THE TASK: Below are some records. Quote exactly the lines from the one that contains "Parse this screenshot: output" through the last, both included, and leave out the pictures.

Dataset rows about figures
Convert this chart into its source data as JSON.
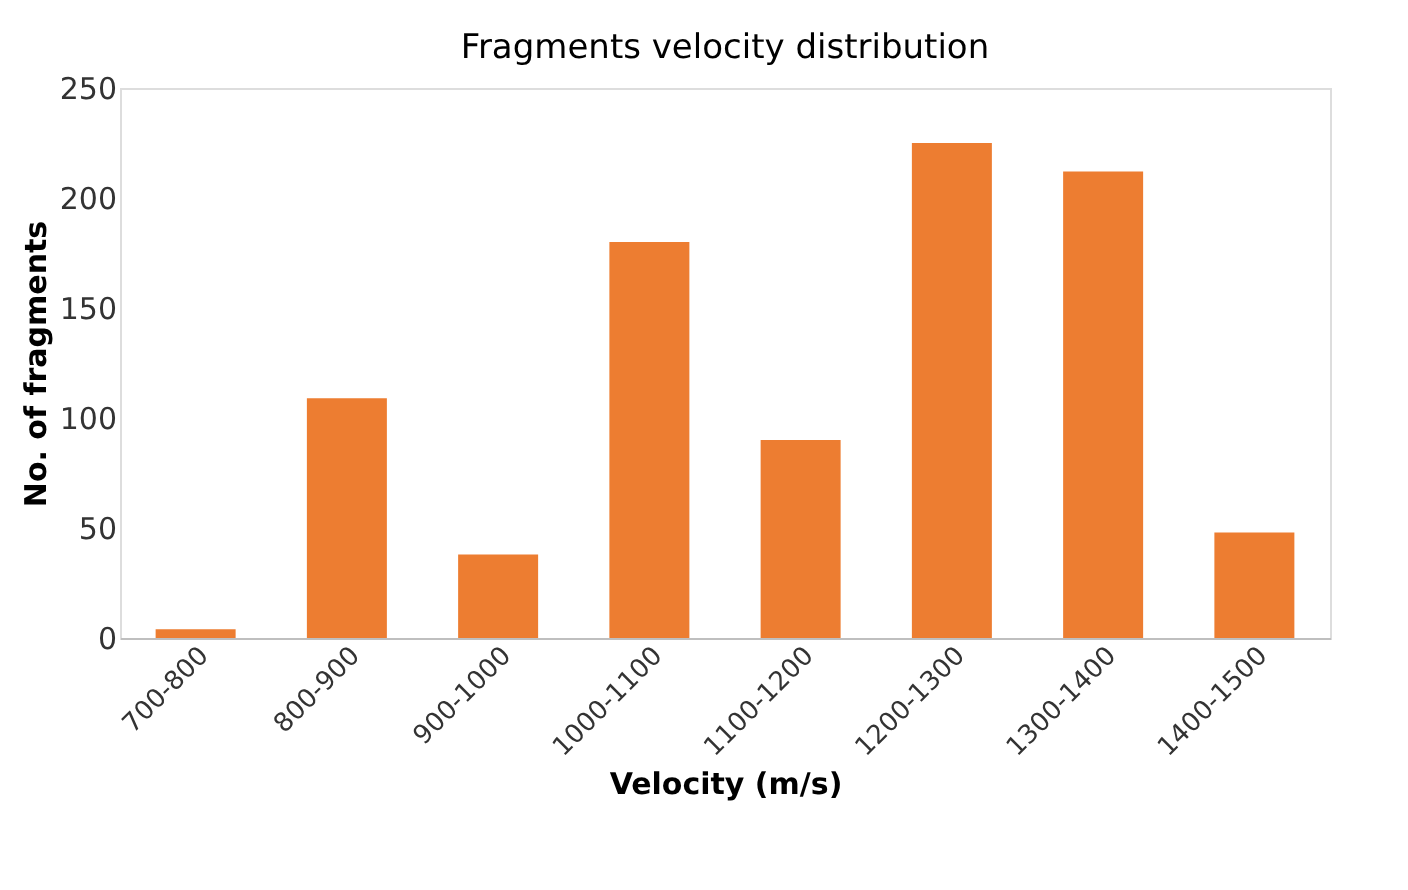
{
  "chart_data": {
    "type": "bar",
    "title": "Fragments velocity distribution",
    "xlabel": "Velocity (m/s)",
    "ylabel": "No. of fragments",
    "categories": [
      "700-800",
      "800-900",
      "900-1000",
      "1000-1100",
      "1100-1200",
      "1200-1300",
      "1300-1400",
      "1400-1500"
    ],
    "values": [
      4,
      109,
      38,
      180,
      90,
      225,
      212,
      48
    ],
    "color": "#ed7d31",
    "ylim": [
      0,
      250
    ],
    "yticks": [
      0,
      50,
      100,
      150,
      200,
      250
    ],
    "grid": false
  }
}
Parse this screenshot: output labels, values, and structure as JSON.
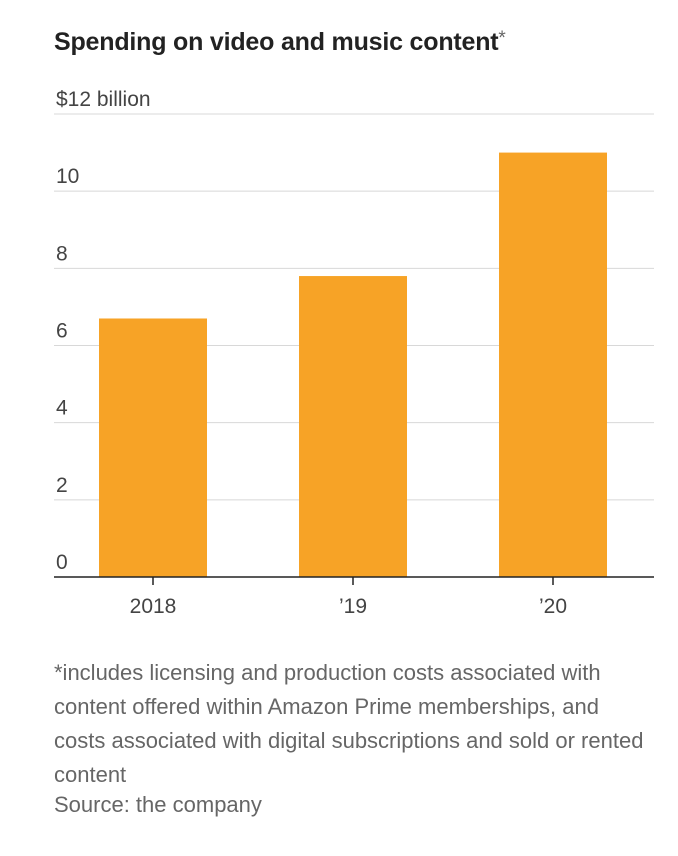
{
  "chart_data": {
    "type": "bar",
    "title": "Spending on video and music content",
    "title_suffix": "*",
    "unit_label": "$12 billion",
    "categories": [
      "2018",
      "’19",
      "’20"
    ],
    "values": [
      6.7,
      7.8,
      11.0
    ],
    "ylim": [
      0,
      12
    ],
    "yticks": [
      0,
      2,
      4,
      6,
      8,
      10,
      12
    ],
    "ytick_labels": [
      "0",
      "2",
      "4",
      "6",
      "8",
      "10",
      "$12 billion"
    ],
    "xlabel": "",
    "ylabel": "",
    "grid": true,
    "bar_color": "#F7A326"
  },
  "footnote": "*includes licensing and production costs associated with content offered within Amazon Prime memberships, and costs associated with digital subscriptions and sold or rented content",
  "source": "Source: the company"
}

ANSWER FOR THE TASK:
Parse this screenshot: output labels, values, and structure as JSON.
{
  "chart_data": {
    "type": "bar",
    "title": "Spending on video and music content",
    "title_suffix": "*",
    "unit_label": "$12 billion",
    "categories": [
      "2018",
      "’19",
      "’20"
    ],
    "values": [
      6.7,
      7.8,
      11.0
    ],
    "ylim": [
      0,
      12
    ],
    "yticks": [
      0,
      2,
      4,
      6,
      8,
      10,
      12
    ],
    "ytick_labels": [
      "0",
      "2",
      "4",
      "6",
      "8",
      "10",
      "$12 billion"
    ],
    "xlabel": "",
    "ylabel": "",
    "grid": true,
    "bar_color": "#F7A326"
  },
  "footnote": "*includes licensing and production costs associated with content offered within Amazon Prime memberships, and costs associated with digital subscriptions and sold or rented content",
  "source": "Source: the company"
}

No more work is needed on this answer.